Aim of the exercise: The listing below should be printed exactly, every line of it. Skip the pictures.

Material for this exercise:
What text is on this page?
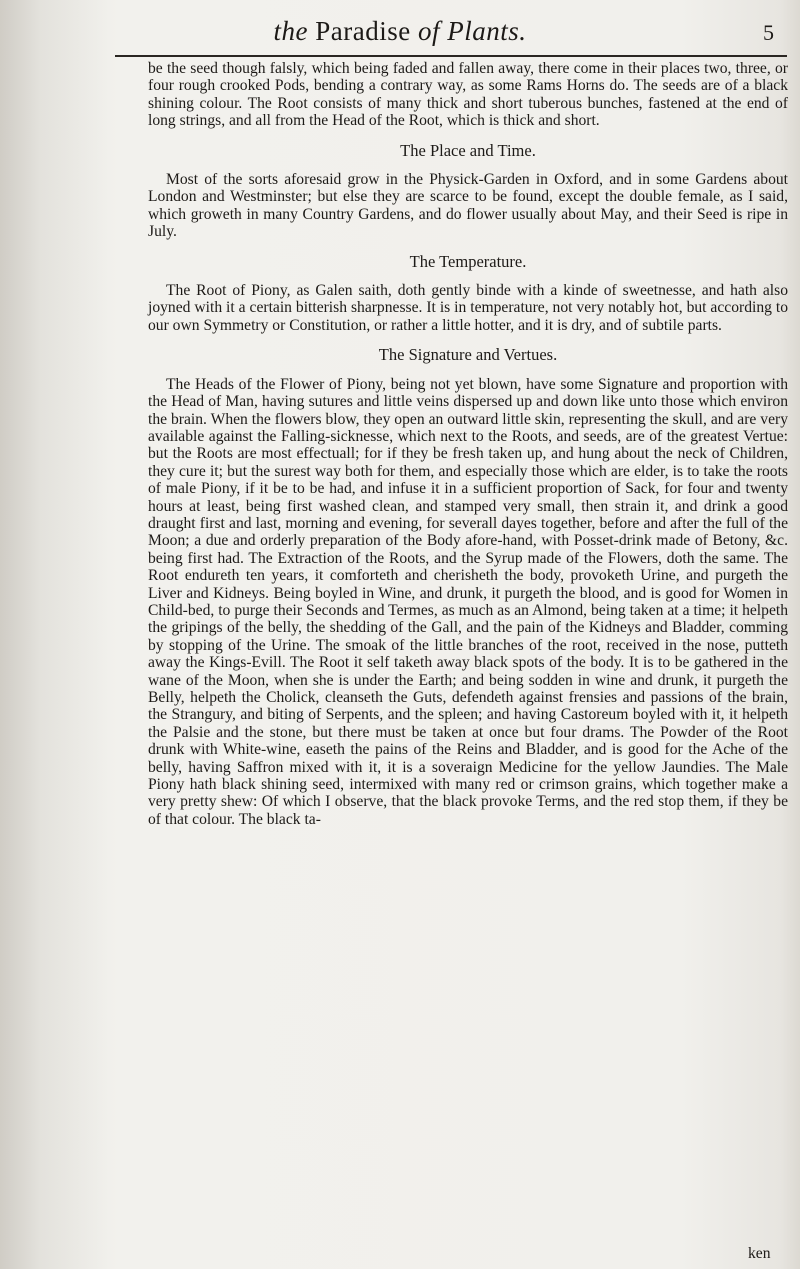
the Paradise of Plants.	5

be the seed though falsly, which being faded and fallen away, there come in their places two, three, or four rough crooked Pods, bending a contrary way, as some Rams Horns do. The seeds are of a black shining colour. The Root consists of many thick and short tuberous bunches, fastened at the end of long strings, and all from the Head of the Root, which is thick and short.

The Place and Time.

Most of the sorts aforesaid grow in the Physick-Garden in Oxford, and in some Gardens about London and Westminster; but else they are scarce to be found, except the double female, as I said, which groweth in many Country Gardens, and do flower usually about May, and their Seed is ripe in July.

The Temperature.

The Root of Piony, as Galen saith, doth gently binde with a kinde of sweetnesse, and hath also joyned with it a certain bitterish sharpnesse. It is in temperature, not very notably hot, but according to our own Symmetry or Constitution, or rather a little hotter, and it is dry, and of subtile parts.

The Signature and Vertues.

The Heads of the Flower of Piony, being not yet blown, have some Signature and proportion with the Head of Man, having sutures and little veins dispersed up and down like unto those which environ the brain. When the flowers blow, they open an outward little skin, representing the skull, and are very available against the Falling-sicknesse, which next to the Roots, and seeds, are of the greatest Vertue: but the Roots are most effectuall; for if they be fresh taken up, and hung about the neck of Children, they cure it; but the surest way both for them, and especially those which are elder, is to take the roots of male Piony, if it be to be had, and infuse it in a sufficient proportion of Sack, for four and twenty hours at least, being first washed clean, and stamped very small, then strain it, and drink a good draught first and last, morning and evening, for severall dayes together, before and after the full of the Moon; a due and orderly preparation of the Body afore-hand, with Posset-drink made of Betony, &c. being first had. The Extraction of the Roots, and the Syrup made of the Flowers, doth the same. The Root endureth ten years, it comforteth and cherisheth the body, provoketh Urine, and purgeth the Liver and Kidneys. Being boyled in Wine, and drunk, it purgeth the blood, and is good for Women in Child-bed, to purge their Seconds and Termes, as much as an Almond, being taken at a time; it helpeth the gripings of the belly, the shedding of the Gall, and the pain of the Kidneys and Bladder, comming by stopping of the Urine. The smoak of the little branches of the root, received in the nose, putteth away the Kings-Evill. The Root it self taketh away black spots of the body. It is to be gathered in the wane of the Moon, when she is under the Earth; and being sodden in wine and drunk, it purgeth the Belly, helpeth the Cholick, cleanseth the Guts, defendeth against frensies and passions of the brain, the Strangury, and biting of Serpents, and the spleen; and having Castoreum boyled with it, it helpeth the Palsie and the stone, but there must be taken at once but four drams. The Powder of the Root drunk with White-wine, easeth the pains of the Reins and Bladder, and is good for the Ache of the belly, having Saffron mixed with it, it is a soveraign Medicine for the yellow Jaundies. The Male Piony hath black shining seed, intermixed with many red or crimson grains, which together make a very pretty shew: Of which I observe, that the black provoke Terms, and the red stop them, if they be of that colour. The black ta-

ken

Task response:
What text is on this page?
the Paradise of Plants.	5

be the seed though falsly, which being faded and fallen away, there come in their places two, three, or four rough crooked Pods, bending a contrary way, as some Rams Horns do. The seeds are of a black shining colour. The Root consists of many thick and short tuberous bunches, fastened at the end of long strings, and all from the Head of the Root, which is thick and short.

The Place and Time.

Most of the sorts aforesaid grow in the Physick-Garden in Oxford, and in some Gardens about London and Westminster; but else they are scarce to be found, except the double female, as I said, which groweth in many Country Gardens, and do flower usually about May, and their Seed is ripe in July.

The Temperature.

The Root of Piony, as Galen saith, doth gently binde with a kinde of sweetnesse, and hath also joyned with it a certain bitterish sharpnesse. It is in temperature, not very notably hot, but according to our own Symmetry or Constitution, or rather a little hotter, and it is dry, and of subtile parts.

The Signature and Vertues.

The Heads of the Flower of Piony, being not yet blown, have some Signature and proportion with the Head of Man, having sutures and little veins dispersed up and down like unto those which environ the brain. When the flowers blow, they open an outward little skin, representing the skull, and are very available against the Falling-sicknesse, which next to the Roots, and seeds, are of the greatest Vertue: but the Roots are most effectuall; for if they be fresh taken up, and hung about the neck of Children, they cure it; but the surest way both for them, and especially those which are elder, is to take the roots of male Piony, if it be to be had, and infuse it in a sufficient proportion of Sack, for four and twenty hours at least, being first washed clean, and stamped very small, then strain it, and drink a good draught first and last, morning and evening, for severall dayes together, before and after the full of the Moon; a due and orderly preparation of the Body afore-hand, with Posset-drink made of Betony, &c. being first had. The Extraction of the Roots, and the Syrup made of the Flowers, doth the same. The Root endureth ten years, it comforteth and cherisheth the body, provoketh Urine, and purgeth the Liver and Kidneys. Being boyled in Wine, and drunk, it purgeth the blood, and is good for Women in Child-bed, to purge their Seconds and Termes, as much as an Almond, being taken at a time; it helpeth the gripings of the belly, the shedding of the Gall, and the pain of the Kidneys and Bladder, comming by stopping of the Urine. The smoak of the little branches of the root, received in the nose, putteth away the Kings-Evill. The Root it self taketh away black spots of the body. It is to be gathered in the wane of the Moon, when she is under the Earth; and being sodden in wine and drunk, it purgeth the Belly, helpeth the Cholick, cleanseth the Guts, defendeth against frensies and passions of the brain, the Strangury, and biting of Serpents, and the spleen; and having Castoreum boyled with it, it helpeth the Palsie and the stone, but there must be taken at once but four drams. The Powder of the Root drunk with White-wine, easeth the pains of the Reins and Bladder, and is good for the Ache of the belly, having Saffron mixed with it, it is a soveraign Medicine for the yellow Jaundies. The Male Piony hath black shining seed, intermixed with many red or crimson grains, which together make a very pretty shew: Of which I observe, that the black provoke Terms, and the red stop them, if they be of that colour. The black ta-

ken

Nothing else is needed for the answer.